■ **EXERCISE GOAL**:
Print every entry exactly as written.

■ **DATA EXCERPTS**:
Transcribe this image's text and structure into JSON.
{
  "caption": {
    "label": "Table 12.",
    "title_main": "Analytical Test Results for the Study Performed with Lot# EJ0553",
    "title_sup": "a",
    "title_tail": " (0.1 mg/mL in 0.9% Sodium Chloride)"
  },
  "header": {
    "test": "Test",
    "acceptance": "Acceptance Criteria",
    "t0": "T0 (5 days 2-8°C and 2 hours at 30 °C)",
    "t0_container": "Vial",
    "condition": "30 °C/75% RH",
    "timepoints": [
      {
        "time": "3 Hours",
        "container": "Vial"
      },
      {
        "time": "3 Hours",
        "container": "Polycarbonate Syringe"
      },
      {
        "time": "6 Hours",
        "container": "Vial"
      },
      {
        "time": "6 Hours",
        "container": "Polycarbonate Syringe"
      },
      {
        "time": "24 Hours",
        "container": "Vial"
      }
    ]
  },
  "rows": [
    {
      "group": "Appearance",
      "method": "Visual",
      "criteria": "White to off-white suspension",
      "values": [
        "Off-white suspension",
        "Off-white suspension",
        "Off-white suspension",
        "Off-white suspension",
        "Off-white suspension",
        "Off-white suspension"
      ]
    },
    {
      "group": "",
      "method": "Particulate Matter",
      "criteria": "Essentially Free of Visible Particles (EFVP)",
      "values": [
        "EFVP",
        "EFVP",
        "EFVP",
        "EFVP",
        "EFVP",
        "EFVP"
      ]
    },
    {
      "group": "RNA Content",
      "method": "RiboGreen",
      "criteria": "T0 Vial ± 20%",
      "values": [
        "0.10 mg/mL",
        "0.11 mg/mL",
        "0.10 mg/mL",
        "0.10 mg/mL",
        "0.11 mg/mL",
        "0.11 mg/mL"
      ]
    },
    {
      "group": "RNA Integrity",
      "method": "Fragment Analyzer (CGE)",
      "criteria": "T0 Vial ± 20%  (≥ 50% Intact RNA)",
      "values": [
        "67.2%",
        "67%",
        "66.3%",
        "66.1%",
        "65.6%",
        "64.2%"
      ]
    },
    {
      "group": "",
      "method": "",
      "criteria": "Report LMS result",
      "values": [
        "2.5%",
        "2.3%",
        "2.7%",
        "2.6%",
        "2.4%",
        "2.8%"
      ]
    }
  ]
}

■ **RESPONSE BELOW**:
Transcribe this image's text and structure into JSON.
{
  "caption": {
    "label": "Table 12.",
    "title_main": "Analytical Test Results for the Study Performed with Lot# EJ0553",
    "title_sup": "a",
    "title_tail": " (0.1 mg/mL in 0.9% Sodium Chloride)"
  },
  "header": {
    "test": "Test",
    "acceptance": "Acceptance Criteria",
    "t0": "T0 (5 days 2-8°C and 2 hours at 30 °C)",
    "t0_container": "Vial",
    "condition": "30 °C/75% RH",
    "timepoints": [
      {
        "time": "3 Hours",
        "container": "Vial"
      },
      {
        "time": "3 Hours",
        "container": "Polycarbonate Syringe"
      },
      {
        "time": "6 Hours",
        "container": "Vial"
      },
      {
        "time": "6 Hours",
        "container": "Polycarbonate Syringe"
      },
      {
        "time": "24 Hours",
        "container": "Vial"
      }
    ]
  },
  "rows": [
    {
      "group": "Appearance",
      "method": "Visual",
      "criteria": "White to off-white suspension",
      "values": [
        "Off-white suspension",
        "Off-white suspension",
        "Off-white suspension",
        "Off-white suspension",
        "Off-white suspension",
        "Off-white suspension"
      ]
    },
    {
      "group": "",
      "method": "Particulate Matter",
      "criteria": "Essentially Free of Visible Particles (EFVP)",
      "values": [
        "EFVP",
        "EFVP",
        "EFVP",
        "EFVP",
        "EFVP",
        "EFVP"
      ]
    },
    {
      "group": "RNA Content",
      "method": "RiboGreen",
      "criteria": "T0 Vial ± 20%",
      "values": [
        "0.10 mg/mL",
        "0.11 mg/mL",
        "0.10 mg/mL",
        "0.10 mg/mL",
        "0.11 mg/mL",
        "0.11 mg/mL"
      ]
    },
    {
      "group": "RNA Integrity",
      "method": "Fragment Analyzer (CGE)",
      "criteria": "T0 Vial ± 20%  (≥ 50% Intact RNA)",
      "values": [
        "67.2%",
        "67%",
        "66.3%",
        "66.1%",
        "65.6%",
        "64.2%"
      ]
    },
    {
      "group": "",
      "method": "",
      "criteria": "Report LMS result",
      "values": [
        "2.5%",
        "2.3%",
        "2.7%",
        "2.6%",
        "2.4%",
        "2.8%"
      ]
    }
  ]
}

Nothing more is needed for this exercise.